Stated exercise →
Give every line from the entries that contains "vernice".

Excerpted records →
(begin)

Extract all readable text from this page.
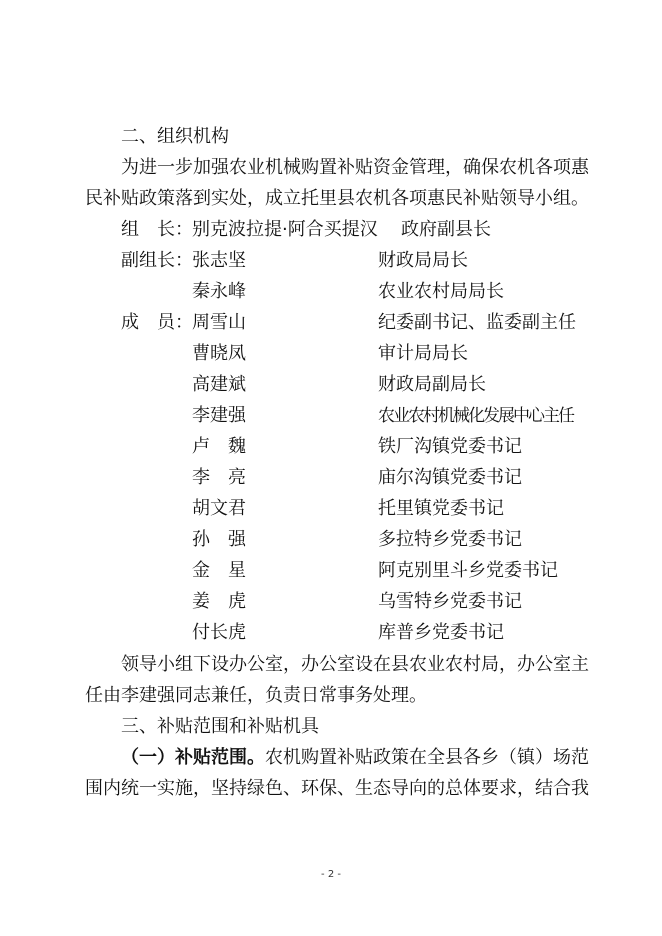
二、组织机构
为进一步加强农业机械购置补贴资金管理，确保农机各项惠
民补贴政策落到实处，成立托里县农机各项惠民补贴领导小组。
组　长： 别克波拉提·阿合买提汉 政府副县长
副组长： 张志坚	财政局局长
秦永峰	农业农村局局长
成　员： 周雪山	纪委副书记、监委副主任
曹晓凤	审计局局长
高建斌	财政局副局长
李建强	农业农村机械化发展中心主任
卢　魏	铁厂沟镇党委书记
李　亮	庙尔沟镇党委书记
胡文君	托里镇党委书记
孙　强	多拉特乡党委书记
金　星	阿克别里斗乡党委书记
姜　虎	乌雪特乡党委书记
付长虎	库普乡党委书记
领导小组下设办公室，办公室设在县农业农村局，办公室主
任由李建强同志兼任，负责日常事务处理。
三、补贴范围和补贴机具
（一）补贴范围。农机购置补贴政策在全县各乡（镇）场范
围内统一实施，坚持绿色、环保、生态导向的总体要求，结合我
- 2 -
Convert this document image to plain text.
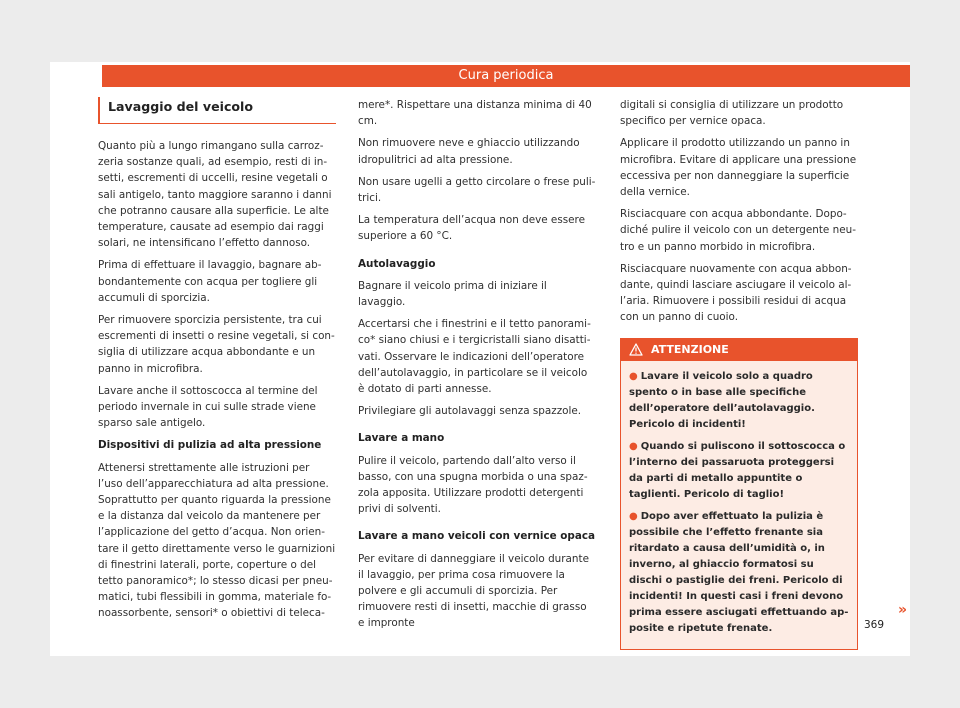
Cura periodica
Lavaggio del veicolo

Quanto più a lungo rimangano sulla carrozzeria sostanze quali, ad esempio, resti di insetti, escrementi di uccelli, resine vegetali o sali antigelo, tanto maggiore saranno i danni che potranno causare alla superficie. Le alte temperature, causate ad esempio dai raggi solari, ne intensificano l’effetto dannoso.

Prima di effettuare il lavaggio, bagnare abbondantemente con acqua per togliere gli accumuli di sporcizia.

Per rimuovere sporcizia persistente, tra cui escrementi di insetti o resine vegetali, si consiglia di utilizzare acqua abbondante e un panno in microfibra.

Lavare anche il sottoscocca al termine del periodo invernale in cui sulle strade viene sparso sale antigelo.

Dispositivi di pulizia ad alta pressione

Attenersi strettamente alle istruzioni per l’uso dell’apparecchiatura ad alta pressione. Soprattutto per quanto riguarda la pressione e la distanza dal veicolo da mantenere per l’applicazione del getto d’acqua. Non orientare il getto direttamente verso le guarnizioni di finestrini laterali, porte, coperture o del tetto panoramico*; lo stesso dicasi per pneumatici, tubi flessibili in gomma, materiale fonoassorbente, sensori* o obiettivi di teleca-

mere*. Rispettare una distanza minima di 40 cm.

Non rimuovere neve e ghiaccio utilizzando idropulitrici ad alta pressione.

Non usare ugelli a getto circolare o frese pulitrici.

La temperatura dell’acqua non deve essere superiore a 60 °C.

Autolavaggio

Bagnare il veicolo prima di iniziare il lavaggio.

Accertarsi che i finestrini e il tetto panoramico* siano chiusi e i tergicristalli siano disattivati. Osservare le indicazioni dell’operatore dell’autolavaggio, in particolare se il veicolo è dotato di parti annesse.

Privilegiare gli autolavaggi senza spazzole.

Lavare a mano

Pulire il veicolo, partendo dall’alto verso il basso, con una spugna morbida o una spazzola apposita. Utilizzare prodotti detergenti privi di solventi.

Lavare a mano veicoli con vernice opaca

Per evitare di danneggiare il veicolo durante il lavaggio, per prima cosa rimuovere la polvere e gli accumuli di sporcizia. Per rimuovere resti di insetti, macchie di grasso e impronte

digitali si consiglia di utilizzare un prodotto specifico per vernice opaca.

Applicare il prodotto utilizzando un panno in microfibra. Evitare di applicare una pressione eccessiva per non danneggiare la superficie della vernice.

Risciacquare con acqua abbondante. Dopodiché pulire il veicolo con un detergente neutro e un panno morbido in microfibra.

Risciacquare nuovamente con acqua abbondante, quindi lasciare asciugare il veicolo all’aria. Rimuovere i possibili residui di acqua con un panno di cuoio.

ATTENZIONE

● Lavare il veicolo solo a quadro spento o in base alle specifiche dell’operatore dell’autolavaggio. Pericolo di incidenti!

● Quando si puliscono il sottoscocca o l’interno dei passaruota proteggersi da parti di metallo appuntite o taglienti. Pericolo di taglio!

● Dopo aver effettuato la pulizia è possibile che l’effetto frenante sia ritardato a causa dell’umidità o, in inverno, al ghiaccio formatosi su dischi o pastiglie dei freni. Pericolo di incidenti! In questi casi i freni devono prima essere asciugati effettuando apposite e ripetute frenate.

»
369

(end)

Response below →
Lavare a mano veicoli con vernice opaca
digitali si consiglia di utilizzare un prodotto specifico per vernice opaca.
Applicare il prodotto utilizzando un panno in microfibra. Evitare di applicare una pressione eccessiva per non danneggiare la superficie della vernice.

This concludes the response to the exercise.